##### Records to process

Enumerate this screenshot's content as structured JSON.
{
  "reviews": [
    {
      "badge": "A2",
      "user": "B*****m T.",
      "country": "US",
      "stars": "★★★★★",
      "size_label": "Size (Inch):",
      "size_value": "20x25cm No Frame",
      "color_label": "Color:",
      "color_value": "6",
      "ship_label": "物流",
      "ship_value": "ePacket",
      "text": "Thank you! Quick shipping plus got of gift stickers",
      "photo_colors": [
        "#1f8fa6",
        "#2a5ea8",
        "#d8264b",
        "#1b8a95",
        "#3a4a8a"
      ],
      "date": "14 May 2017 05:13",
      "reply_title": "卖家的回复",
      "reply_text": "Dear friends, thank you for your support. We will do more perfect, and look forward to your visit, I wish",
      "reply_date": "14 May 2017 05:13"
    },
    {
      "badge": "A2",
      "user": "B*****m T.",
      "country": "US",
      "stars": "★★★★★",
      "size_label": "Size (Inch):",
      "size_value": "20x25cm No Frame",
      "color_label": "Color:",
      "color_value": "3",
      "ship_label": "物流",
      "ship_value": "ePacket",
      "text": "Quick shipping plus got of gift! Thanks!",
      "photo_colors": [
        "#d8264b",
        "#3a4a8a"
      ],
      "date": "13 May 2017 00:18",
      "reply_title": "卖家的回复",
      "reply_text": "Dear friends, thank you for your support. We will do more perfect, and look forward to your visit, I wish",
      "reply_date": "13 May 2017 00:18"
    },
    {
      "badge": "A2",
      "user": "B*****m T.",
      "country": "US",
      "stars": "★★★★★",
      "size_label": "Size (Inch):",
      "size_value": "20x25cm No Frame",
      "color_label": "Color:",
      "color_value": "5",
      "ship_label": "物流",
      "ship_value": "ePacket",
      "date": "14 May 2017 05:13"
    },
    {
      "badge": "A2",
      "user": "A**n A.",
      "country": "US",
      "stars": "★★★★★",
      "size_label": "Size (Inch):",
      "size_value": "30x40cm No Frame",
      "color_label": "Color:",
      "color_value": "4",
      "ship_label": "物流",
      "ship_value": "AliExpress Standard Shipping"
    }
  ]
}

##########

Each record above should be output again exactly.

Enumerate this screenshot's content as structured JSON.
{
  "reviews": [
    {
      "badge": "A2",
      "user": "B*****m T.",
      "country": "US",
      "stars": "★★★★★",
      "size_label": "Size (Inch):",
      "size_value": "20x25cm No Frame",
      "color_label": "Color:",
      "color_value": "6",
      "ship_label": "物流",
      "ship_value": "ePacket",
      "text": "Thank you! Quick shipping plus got of gift stickers",
      "photo_colors": [
        "#1f8fa6",
        "#2a5ea8",
        "#d8264b",
        "#1b8a95",
        "#3a4a8a"
      ],
      "date": "14 May 2017 05:13",
      "reply_title": "卖家的回复",
      "reply_text": "Dear friends, thank you for your support. We will do more perfect, and look forward to your visit, I wish",
      "reply_date": "14 May 2017 05:13"
    },
    {
      "badge": "A2",
      "user": "B*****m T.",
      "country": "US",
      "stars": "★★★★★",
      "size_label": "Size (Inch):",
      "size_value": "20x25cm No Frame",
      "color_label": "Color:",
      "color_value": "3",
      "ship_label": "物流",
      "ship_value": "ePacket",
      "text": "Quick shipping plus got of gift! Thanks!",
      "photo_colors": [
        "#d8264b",
        "#3a4a8a"
      ],
      "date": "13 May 2017 00:18",
      "reply_title": "卖家的回复",
      "reply_text": "Dear friends, thank you for your support. We will do more perfect, and look forward to your visit, I wish",
      "reply_date": "13 May 2017 00:18"
    },
    {
      "badge": "A2",
      "user": "B*****m T.",
      "country": "US",
      "stars": "★★★★★",
      "size_label": "Size (Inch):",
      "size_value": "20x25cm No Frame",
      "color_label": "Color:",
      "color_value": "5",
      "ship_label": "物流",
      "ship_value": "ePacket",
      "date": "14 May 2017 05:13"
    },
    {
      "badge": "A2",
      "user": "A**n A.",
      "country": "US",
      "stars": "★★★★★",
      "size_label": "Size (Inch):",
      "size_value": "30x40cm No Frame",
      "color_label": "Color:",
      "color_value": "4",
      "ship_label": "物流",
      "ship_value": "AliExpress Standard Shipping"
    }
  ]
}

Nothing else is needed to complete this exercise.